┌─ Supplied data

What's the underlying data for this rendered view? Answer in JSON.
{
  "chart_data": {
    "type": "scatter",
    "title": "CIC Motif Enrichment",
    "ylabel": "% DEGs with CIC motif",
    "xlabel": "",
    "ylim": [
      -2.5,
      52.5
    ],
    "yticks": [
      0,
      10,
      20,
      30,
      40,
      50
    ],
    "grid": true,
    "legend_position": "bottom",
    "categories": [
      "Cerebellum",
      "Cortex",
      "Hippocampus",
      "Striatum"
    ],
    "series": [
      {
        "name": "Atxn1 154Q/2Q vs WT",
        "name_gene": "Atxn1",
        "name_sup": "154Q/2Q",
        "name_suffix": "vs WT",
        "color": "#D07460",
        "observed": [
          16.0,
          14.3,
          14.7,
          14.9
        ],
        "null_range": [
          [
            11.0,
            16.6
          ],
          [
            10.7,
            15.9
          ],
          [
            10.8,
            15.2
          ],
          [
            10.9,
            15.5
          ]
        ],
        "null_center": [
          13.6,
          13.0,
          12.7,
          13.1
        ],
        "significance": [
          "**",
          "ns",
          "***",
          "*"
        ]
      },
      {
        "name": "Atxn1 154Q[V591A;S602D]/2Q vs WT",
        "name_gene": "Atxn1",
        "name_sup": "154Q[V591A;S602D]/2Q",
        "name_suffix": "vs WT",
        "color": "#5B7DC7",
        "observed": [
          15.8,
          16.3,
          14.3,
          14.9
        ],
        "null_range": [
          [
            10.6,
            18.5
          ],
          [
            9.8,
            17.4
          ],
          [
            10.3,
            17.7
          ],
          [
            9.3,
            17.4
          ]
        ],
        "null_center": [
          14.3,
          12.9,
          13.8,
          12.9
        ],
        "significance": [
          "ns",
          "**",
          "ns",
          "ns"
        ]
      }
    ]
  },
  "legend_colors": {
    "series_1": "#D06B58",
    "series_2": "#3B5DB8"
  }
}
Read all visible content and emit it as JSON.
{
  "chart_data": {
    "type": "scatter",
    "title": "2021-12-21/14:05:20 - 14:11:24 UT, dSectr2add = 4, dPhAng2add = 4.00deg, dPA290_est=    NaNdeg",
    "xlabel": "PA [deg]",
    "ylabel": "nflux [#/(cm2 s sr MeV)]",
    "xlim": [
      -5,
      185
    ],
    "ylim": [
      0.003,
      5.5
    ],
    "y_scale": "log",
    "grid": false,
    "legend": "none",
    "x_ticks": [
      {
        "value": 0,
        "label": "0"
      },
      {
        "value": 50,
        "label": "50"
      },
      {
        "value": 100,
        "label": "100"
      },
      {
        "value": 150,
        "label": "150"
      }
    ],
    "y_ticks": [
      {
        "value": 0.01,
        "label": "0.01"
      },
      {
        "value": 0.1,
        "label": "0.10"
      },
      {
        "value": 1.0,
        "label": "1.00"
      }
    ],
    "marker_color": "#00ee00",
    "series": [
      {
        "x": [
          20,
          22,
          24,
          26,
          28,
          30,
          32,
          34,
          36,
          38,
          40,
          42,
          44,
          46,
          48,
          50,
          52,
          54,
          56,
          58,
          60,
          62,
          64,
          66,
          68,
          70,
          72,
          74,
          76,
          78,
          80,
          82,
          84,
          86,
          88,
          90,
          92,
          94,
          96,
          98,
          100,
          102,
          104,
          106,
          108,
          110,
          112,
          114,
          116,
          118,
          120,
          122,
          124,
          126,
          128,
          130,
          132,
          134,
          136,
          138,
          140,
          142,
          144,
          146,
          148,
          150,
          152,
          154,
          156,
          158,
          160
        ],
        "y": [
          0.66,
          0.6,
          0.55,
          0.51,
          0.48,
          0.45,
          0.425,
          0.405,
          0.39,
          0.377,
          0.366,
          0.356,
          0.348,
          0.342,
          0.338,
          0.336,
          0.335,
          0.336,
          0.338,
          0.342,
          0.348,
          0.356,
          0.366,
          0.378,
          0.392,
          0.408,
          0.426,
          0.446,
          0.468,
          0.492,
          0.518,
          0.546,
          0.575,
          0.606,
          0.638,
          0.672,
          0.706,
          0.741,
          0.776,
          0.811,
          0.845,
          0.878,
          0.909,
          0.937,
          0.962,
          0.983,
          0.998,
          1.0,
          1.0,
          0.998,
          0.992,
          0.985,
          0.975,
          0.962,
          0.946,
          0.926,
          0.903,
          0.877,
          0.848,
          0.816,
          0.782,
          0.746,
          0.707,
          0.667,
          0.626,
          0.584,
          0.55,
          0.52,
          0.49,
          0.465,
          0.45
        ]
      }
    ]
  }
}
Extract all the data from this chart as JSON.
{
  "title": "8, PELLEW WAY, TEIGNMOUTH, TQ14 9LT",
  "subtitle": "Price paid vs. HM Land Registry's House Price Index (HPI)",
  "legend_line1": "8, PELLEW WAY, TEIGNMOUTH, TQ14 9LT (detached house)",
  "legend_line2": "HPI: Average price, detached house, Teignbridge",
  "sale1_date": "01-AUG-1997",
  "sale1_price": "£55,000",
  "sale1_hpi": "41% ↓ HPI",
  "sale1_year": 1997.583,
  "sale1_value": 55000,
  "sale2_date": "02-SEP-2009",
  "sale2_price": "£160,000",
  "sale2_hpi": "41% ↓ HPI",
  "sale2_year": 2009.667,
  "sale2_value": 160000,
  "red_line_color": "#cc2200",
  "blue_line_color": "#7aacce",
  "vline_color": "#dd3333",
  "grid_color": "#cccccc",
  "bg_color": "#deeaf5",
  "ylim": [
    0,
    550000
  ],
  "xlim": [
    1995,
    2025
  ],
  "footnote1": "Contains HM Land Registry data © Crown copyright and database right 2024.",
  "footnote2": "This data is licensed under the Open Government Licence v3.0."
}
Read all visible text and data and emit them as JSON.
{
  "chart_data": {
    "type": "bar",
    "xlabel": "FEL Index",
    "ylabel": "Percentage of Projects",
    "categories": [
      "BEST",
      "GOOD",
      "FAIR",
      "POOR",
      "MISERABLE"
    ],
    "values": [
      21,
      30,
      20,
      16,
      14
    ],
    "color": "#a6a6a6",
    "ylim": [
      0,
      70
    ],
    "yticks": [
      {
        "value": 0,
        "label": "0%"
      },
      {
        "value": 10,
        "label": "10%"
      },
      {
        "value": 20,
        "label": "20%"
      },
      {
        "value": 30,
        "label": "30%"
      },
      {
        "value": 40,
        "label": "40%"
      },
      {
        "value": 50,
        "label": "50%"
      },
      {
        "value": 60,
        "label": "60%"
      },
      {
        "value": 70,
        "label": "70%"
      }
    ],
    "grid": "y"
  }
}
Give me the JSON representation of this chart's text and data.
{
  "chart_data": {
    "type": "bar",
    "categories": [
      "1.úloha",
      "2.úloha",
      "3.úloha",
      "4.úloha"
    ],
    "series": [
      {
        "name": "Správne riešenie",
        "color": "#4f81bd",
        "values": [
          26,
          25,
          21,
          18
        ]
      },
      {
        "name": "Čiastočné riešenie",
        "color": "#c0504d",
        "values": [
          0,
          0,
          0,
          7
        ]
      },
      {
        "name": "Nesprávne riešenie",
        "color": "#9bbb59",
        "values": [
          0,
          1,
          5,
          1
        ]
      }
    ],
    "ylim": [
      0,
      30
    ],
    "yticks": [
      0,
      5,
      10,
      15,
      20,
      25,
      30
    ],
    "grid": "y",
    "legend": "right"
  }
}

└─

Copy every line exactly. Leave nothing out.

What's the underlying data for this rendered view? Answer in JSON.
{
  "chart_data": {
    "type": "scatter",
    "title": "CIC Motif Enrichment",
    "ylabel": "% DEGs with CIC motif",
    "xlabel": "",
    "ylim": [
      -2.5,
      52.5
    ],
    "yticks": [
      0,
      10,
      20,
      30,
      40,
      50
    ],
    "grid": true,
    "legend_position": "bottom",
    "categories": [
      "Cerebellum",
      "Cortex",
      "Hippocampus",
      "Striatum"
    ],
    "series": [
      {
        "name": "Atxn1 154Q/2Q vs WT",
        "name_gene": "Atxn1",
        "name_sup": "154Q/2Q",
        "name_suffix": "vs WT",
        "color": "#D07460",
        "observed": [
          16.0,
          14.3,
          14.7,
          14.9
        ],
        "null_range": [
          [
            11.0,
            16.6
          ],
          [
            10.7,
            15.9
          ],
          [
            10.8,
            15.2
          ],
          [
            10.9,
            15.5
          ]
        ],
        "null_center": [
          13.6,
          13.0,
          12.7,
          13.1
        ],
        "significance": [
          "**",
          "ns",
          "***",
          "*"
        ]
      },
      {
        "name": "Atxn1 154Q[V591A;S602D]/2Q vs WT",
        "name_gene": "Atxn1",
        "name_sup": "154Q[V591A;S602D]/2Q",
        "name_suffix": "vs WT",
        "color": "#5B7DC7",
        "observed": [
          15.8,
          16.3,
          14.3,
          14.9
        ],
        "null_range": [
          [
            10.6,
            18.5
          ],
          [
            9.8,
            17.4
          ],
          [
            10.3,
            17.7
          ],
          [
            9.3,
            17.4
          ]
        ],
        "null_center": [
          14.3,
          12.9,
          13.8,
          12.9
        ],
        "significance": [
          "ns",
          "**",
          "ns",
          "ns"
        ]
      }
    ]
  },
  "legend_colors": {
    "series_1": "#D06B58",
    "series_2": "#3B5DB8"
  }
}
Read all visible content and emit it as JSON.
{
  "chart_data": {
    "type": "scatter",
    "title": "2021-12-21/14:05:20 - 14:11:24 UT, dSectr2add = 4, dPhAng2add = 4.00deg, dPA290_est=    NaNdeg",
    "xlabel": "PA [deg]",
    "ylabel": "nflux [#/(cm2 s sr MeV)]",
    "xlim": [
      -5,
      185
    ],
    "ylim": [
      0.003,
      5.5
    ],
    "y_scale": "log",
    "grid": false,
    "legend": "none",
    "x_ticks": [
      {
        "value": 0,
        "label": "0"
      },
      {
        "value": 50,
        "label": "50"
      },
      {
        "value": 100,
        "label": "100"
      },
      {
        "value": 150,
        "label": "150"
      }
    ],
    "y_ticks": [
      {
        "value": 0.01,
        "label": "0.01"
      },
      {
        "value": 0.1,
        "label": "0.10"
      },
      {
        "value": 1.0,
        "label": "1.00"
      }
    ],
    "marker_color": "#00ee00",
    "series": [
      {
        "x": [
          20,
          22,
          24,
          26,
          28,
          30,
          32,
          34,
          36,
          38,
          40,
          42,
          44,
          46,
          48,
          50,
          52,
          54,
          56,
          58,
          60,
          62,
          64,
          66,
          68,
          70,
          72,
          74,
          76,
          78,
          80,
          82,
          84,
          86,
          88,
          90,
          92,
          94,
          96,
          98,
          100,
          102,
          104,
          106,
          108,
          110,
          112,
          114,
          116,
          118,
          120,
          122,
          124,
          126,
          128,
          130,
          132,
          134,
          136,
          138,
          140,
          142,
          144,
          146,
          148,
          150,
          152,
          154,
          156,
          158,
          160
        ],
        "y": [
          0.66,
          0.6,
          0.55,
          0.51,
          0.48,
          0.45,
          0.425,
          0.405,
          0.39,
          0.377,
          0.366,
          0.356,
          0.348,
          0.342,
          0.338,
          0.336,
          0.335,
          0.336,
          0.338,
          0.342,
          0.348,
          0.356,
          0.366,
          0.378,
          0.392,
          0.408,
          0.426,
          0.446,
          0.468,
          0.492,
          0.518,
          0.546,
          0.575,
          0.606,
          0.638,
          0.672,
          0.706,
          0.741,
          0.776,
          0.811,
          0.845,
          0.878,
          0.909,
          0.937,
          0.962,
          0.983,
          0.998,
          1.0,
          1.0,
          0.998,
          0.992,
          0.985,
          0.975,
          0.962,
          0.946,
          0.926,
          0.903,
          0.877,
          0.848,
          0.816,
          0.782,
          0.746,
          0.707,
          0.667,
          0.626,
          0.584,
          0.55,
          0.52,
          0.49,
          0.465,
          0.45
        ]
      }
    ]
  }
}
Extract all the data from this chart as JSON.
{
  "title": "8, PELLEW WAY, TEIGNMOUTH, TQ14 9LT",
  "subtitle": "Price paid vs. HM Land Registry's House Price Index (HPI)",
  "legend_line1": "8, PELLEW WAY, TEIGNMOUTH, TQ14 9LT (detached house)",
  "legend_line2": "HPI: Average price, detached house, Teignbridge",
  "sale1_date": "01-AUG-1997",
  "sale1_price": "£55,000",
  "sale1_hpi": "41% ↓ HPI",
  "sale1_year": 1997.583,
  "sale1_value": 55000,
  "sale2_date": "02-SEP-2009",
  "sale2_price": "£160,000",
  "sale2_hpi": "41% ↓ HPI",
  "sale2_year": 2009.667,
  "sale2_value": 160000,
  "red_line_color": "#cc2200",
  "blue_line_color": "#7aacce",
  "vline_color": "#dd3333",
  "grid_color": "#cccccc",
  "bg_color": "#deeaf5",
  "ylim": [
    0,
    550000
  ],
  "xlim": [
    1995,
    2025
  ],
  "footnote1": "Contains HM Land Registry data © Crown copyright and database right 2024.",
  "footnote2": "This data is licensed under the Open Government Licence v3.0."
}
Read all visible text and data and emit them as JSON.
{
  "chart_data": {
    "type": "bar",
    "xlabel": "FEL Index",
    "ylabel": "Percentage of Projects",
    "categories": [
      "BEST",
      "GOOD",
      "FAIR",
      "POOR",
      "MISERABLE"
    ],
    "values": [
      21,
      30,
      20,
      16,
      14
    ],
    "color": "#a6a6a6",
    "ylim": [
      0,
      70
    ],
    "yticks": [
      {
        "value": 0,
        "label": "0%"
      },
      {
        "value": 10,
        "label": "10%"
      },
      {
        "value": 20,
        "label": "20%"
      },
      {
        "value": 30,
        "label": "30%"
      },
      {
        "value": 40,
        "label": "40%"
      },
      {
        "value": 50,
        "label": "50%"
      },
      {
        "value": 60,
        "label": "60%"
      },
      {
        "value": 70,
        "label": "70%"
      }
    ],
    "grid": "y"
  }
}
Give me the JSON representation of this chart's text and data.
{
  "chart_data": {
    "type": "bar",
    "categories": [
      "1.úloha",
      "2.úloha",
      "3.úloha",
      "4.úloha"
    ],
    "series": [
      {
        "name": "Správne riešenie",
        "color": "#4f81bd",
        "values": [
          26,
          25,
          21,
          18
        ]
      },
      {
        "name": "Čiastočné riešenie",
        "color": "#c0504d",
        "values": [
          0,
          0,
          0,
          7
        ]
      },
      {
        "name": "Nesprávne riešenie",
        "color": "#9bbb59",
        "values": [
          0,
          1,
          5,
          1
        ]
      }
    ],
    "ylim": [
      0,
      30
    ],
    "yticks": [
      0,
      5,
      10,
      15,
      20,
      25,
      30
    ],
    "grid": "y",
    "legend": "right"
  }
}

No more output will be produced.